## Your instructions
Reproduce each of the items below word for word.

## Records for this exercise
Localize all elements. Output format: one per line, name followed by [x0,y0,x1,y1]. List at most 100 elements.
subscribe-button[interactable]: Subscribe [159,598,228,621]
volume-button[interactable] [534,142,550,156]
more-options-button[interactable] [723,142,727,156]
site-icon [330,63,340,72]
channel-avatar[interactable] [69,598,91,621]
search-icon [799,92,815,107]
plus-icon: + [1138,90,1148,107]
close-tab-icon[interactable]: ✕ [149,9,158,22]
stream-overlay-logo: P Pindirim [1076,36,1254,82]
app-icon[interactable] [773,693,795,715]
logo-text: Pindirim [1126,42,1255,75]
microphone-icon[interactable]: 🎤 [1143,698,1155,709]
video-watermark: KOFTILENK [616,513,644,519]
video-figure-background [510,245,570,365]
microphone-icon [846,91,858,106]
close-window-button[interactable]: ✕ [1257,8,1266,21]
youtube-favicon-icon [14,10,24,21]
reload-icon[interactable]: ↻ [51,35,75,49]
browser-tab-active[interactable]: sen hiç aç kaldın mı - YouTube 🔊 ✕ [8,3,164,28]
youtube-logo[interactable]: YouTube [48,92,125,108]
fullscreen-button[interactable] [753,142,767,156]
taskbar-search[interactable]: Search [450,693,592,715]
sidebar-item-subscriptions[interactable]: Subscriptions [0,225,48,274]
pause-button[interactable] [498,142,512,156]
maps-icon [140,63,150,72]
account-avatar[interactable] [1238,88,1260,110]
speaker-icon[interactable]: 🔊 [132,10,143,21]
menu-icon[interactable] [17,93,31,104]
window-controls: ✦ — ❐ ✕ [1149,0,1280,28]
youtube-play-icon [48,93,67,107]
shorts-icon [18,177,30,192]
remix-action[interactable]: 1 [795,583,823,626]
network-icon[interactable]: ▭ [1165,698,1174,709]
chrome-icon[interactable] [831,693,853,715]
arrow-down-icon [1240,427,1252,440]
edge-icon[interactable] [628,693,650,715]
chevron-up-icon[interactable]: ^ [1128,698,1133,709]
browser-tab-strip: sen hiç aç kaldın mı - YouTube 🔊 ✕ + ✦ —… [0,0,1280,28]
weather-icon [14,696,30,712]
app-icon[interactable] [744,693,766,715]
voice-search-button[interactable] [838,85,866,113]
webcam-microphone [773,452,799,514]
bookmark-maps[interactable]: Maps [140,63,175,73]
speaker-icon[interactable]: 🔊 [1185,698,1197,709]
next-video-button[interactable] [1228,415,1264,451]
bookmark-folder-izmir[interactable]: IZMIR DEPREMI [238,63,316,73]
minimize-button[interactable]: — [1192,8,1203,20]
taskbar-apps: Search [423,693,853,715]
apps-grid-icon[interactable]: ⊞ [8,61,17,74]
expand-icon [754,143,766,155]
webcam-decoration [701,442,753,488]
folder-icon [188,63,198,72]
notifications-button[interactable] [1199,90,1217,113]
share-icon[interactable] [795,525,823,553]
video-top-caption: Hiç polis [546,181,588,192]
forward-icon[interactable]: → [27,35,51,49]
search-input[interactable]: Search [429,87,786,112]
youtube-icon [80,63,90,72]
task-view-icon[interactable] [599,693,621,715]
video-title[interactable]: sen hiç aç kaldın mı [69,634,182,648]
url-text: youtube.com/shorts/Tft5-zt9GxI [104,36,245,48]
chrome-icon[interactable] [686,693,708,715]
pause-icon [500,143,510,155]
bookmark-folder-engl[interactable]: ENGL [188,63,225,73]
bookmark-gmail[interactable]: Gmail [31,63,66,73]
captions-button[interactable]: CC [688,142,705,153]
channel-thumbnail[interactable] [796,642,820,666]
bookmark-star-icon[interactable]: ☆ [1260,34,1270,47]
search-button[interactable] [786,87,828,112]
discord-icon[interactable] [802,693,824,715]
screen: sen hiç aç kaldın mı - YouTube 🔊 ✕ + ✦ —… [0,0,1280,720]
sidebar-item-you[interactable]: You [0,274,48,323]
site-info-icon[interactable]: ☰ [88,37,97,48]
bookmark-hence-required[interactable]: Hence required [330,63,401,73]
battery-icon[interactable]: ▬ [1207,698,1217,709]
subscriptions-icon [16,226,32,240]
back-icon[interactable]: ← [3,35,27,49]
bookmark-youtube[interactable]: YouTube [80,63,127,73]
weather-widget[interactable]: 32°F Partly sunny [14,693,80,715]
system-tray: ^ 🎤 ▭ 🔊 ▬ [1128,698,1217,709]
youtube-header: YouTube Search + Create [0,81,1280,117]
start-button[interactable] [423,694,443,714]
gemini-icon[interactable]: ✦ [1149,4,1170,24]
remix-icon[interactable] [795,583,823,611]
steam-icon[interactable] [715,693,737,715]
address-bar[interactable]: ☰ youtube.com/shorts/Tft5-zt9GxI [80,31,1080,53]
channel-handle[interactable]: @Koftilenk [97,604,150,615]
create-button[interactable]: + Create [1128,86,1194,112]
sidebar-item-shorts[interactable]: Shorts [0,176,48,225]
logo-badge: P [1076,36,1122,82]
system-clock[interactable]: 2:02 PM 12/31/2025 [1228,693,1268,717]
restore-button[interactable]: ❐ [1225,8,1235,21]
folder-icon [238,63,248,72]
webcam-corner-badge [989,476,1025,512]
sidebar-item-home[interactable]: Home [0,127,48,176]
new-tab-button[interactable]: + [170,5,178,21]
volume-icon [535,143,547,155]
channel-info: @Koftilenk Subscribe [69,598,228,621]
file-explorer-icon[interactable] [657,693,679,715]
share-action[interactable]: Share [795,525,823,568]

## Exercise output
Localize all elements. Output format: one per line, name followed by [x0,y0,x1,y1]. List at most 100 elements.
subscribe-button[interactable]: Subscribe [159,598,228,621]
volume-button[interactable] [534,142,550,156]
more-options-button[interactable] [723,142,727,156]
site-icon [330,63,340,72]
channel-avatar[interactable] [69,598,91,621]
search-icon [799,92,815,107]
plus-icon: + [1138,90,1148,107]
close-tab-icon[interactable]: ✕ [149,9,158,22]
stream-overlay-logo: P Pindirim [1076,36,1254,82]
app-icon[interactable] [773,693,795,715]
logo-text: Pindirim [1126,42,1255,75]
microphone-icon[interactable]: 🎤 [1143,698,1155,709]
video-watermark: KOFTILENK [616,513,644,519]
video-figure-background [510,245,570,365]
microphone-icon [846,91,858,106]
close-window-button[interactable]: ✕ [1257,8,1266,21]
youtube-favicon-icon [14,10,24,21]
reload-icon[interactable]: ↻ [51,35,75,49]
browser-tab-active[interactable]: sen hiç aç kaldın mı - YouTube 🔊 ✕ [8,3,164,28]
youtube-logo[interactable]: YouTube [48,92,125,108]
fullscreen-button[interactable] [753,142,767,156]
taskbar-search[interactable]: Search [450,693,592,715]
sidebar-item-subscriptions[interactable]: Subscriptions [0,225,48,274]
pause-button[interactable] [498,142,512,156]
maps-icon [140,63,150,72]
account-avatar[interactable] [1238,88,1260,110]
speaker-icon[interactable]: 🔊 [132,10,143,21]
menu-icon[interactable] [17,93,31,104]
window-controls: ✦ — ❐ ✕ [1149,0,1280,28]
youtube-play-icon [48,93,67,107]
shorts-icon [18,177,30,192]
remix-action[interactable]: 1 [795,583,823,626]
network-icon[interactable]: ▭ [1165,698,1174,709]
chrome-icon[interactable] [831,693,853,715]
arrow-down-icon [1240,427,1252,440]
edge-icon[interactable] [628,693,650,715]
chevron-up-icon[interactable]: ^ [1128,698,1133,709]
browser-tab-strip: sen hiç aç kaldın mı - YouTube 🔊 ✕ + ✦ —… [0,0,1280,28]
weather-icon [14,696,30,712]
app-icon[interactable] [744,693,766,715]
voice-search-button[interactable] [838,85,866,113]
webcam-microphone [773,452,799,514]
bookmark-maps[interactable]: Maps [140,63,175,73]
speaker-icon[interactable]: 🔊 [1185,698,1197,709]
next-video-button[interactable] [1228,415,1264,451]
bookmark-folder-izmir[interactable]: IZMIR DEPREMI [238,63,316,73]
minimize-button[interactable]: — [1192,8,1203,20]
taskbar-apps: Search [423,693,853,715]
apps-grid-icon[interactable]: ⊞ [8,61,17,74]
expand-icon [754,143,766,155]
webcam-decoration [701,442,753,488]
folder-icon [188,63,198,72]
notifications-button[interactable] [1199,90,1217,113]
share-icon[interactable] [795,525,823,553]
video-top-caption: Hiç polis [546,181,588,192]
forward-icon[interactable]: → [27,35,51,49]
search-input[interactable]: Search [429,87,786,112]
youtube-icon [80,63,90,72]
task-view-icon[interactable] [599,693,621,715]
video-title[interactable]: sen hiç aç kaldın mı [69,634,182,648]
url-text: youtube.com/shorts/Tft5-zt9GxI [104,36,245,48]
chrome-icon[interactable] [686,693,708,715]
pause-icon [500,143,510,155]
bookmark-folder-engl[interactable]: ENGL [188,63,225,73]
bookmark-gmail[interactable]: Gmail [31,63,66,73]
captions-button[interactable]: CC [688,142,705,153]
channel-thumbnail[interactable] [796,642,820,666]
bookmark-star-icon[interactable]: ☆ [1260,34,1270,47]
search-button[interactable] [786,87,828,112]
discord-icon[interactable] [802,693,824,715]
screen: sen hiç aç kaldın mı - YouTube 🔊 ✕ + ✦ —… [0,0,1280,720]
sidebar-item-you[interactable]: You [0,274,48,323]
site-info-icon[interactable]: ☰ [88,37,97,48]
bookmark-hence-required[interactable]: Hence required [330,63,401,73]
battery-icon[interactable]: ▬ [1207,698,1217,709]
subscriptions-icon [16,226,32,240]
back-icon[interactable]: ← [3,35,27,49]
bookmark-youtube[interactable]: YouTube [80,63,127,73]
weather-widget[interactable]: 32°F Partly sunny [14,693,80,715]
system-tray: ^ 🎤 ▭ 🔊 ▬ [1128,698,1217,709]
youtube-header: YouTube Search + Create [0,81,1280,117]
start-button[interactable] [423,694,443,714]
gemini-icon[interactable]: ✦ [1149,4,1170,24]
remix-icon[interactable] [795,583,823,611]
steam-icon[interactable] [715,693,737,715]
address-bar[interactable]: ☰ youtube.com/shorts/Tft5-zt9GxI [80,31,1080,53]
channel-handle[interactable]: @Koftilenk [97,604,150,615]
create-button[interactable]: + Create [1128,86,1194,112]
sidebar-item-shorts[interactable]: Shorts [0,176,48,225]
logo-badge: P [1076,36,1122,82]
system-clock[interactable]: 2:02 PM 12/31/2025 [1228,693,1268,717]
restore-button[interactable]: ❐ [1225,8,1235,21]
folder-icon [238,63,248,72]
webcam-corner-badge [989,476,1025,512]
sidebar-item-home[interactable]: Home [0,127,48,176]
new-tab-button[interactable]: + [170,5,178,21]
volume-icon [535,143,547,155]
channel-info: @Koftilenk Subscribe [69,598,228,621]
file-explorer-icon[interactable] [657,693,679,715]
share-action[interactable]: Share [795,525,823,568]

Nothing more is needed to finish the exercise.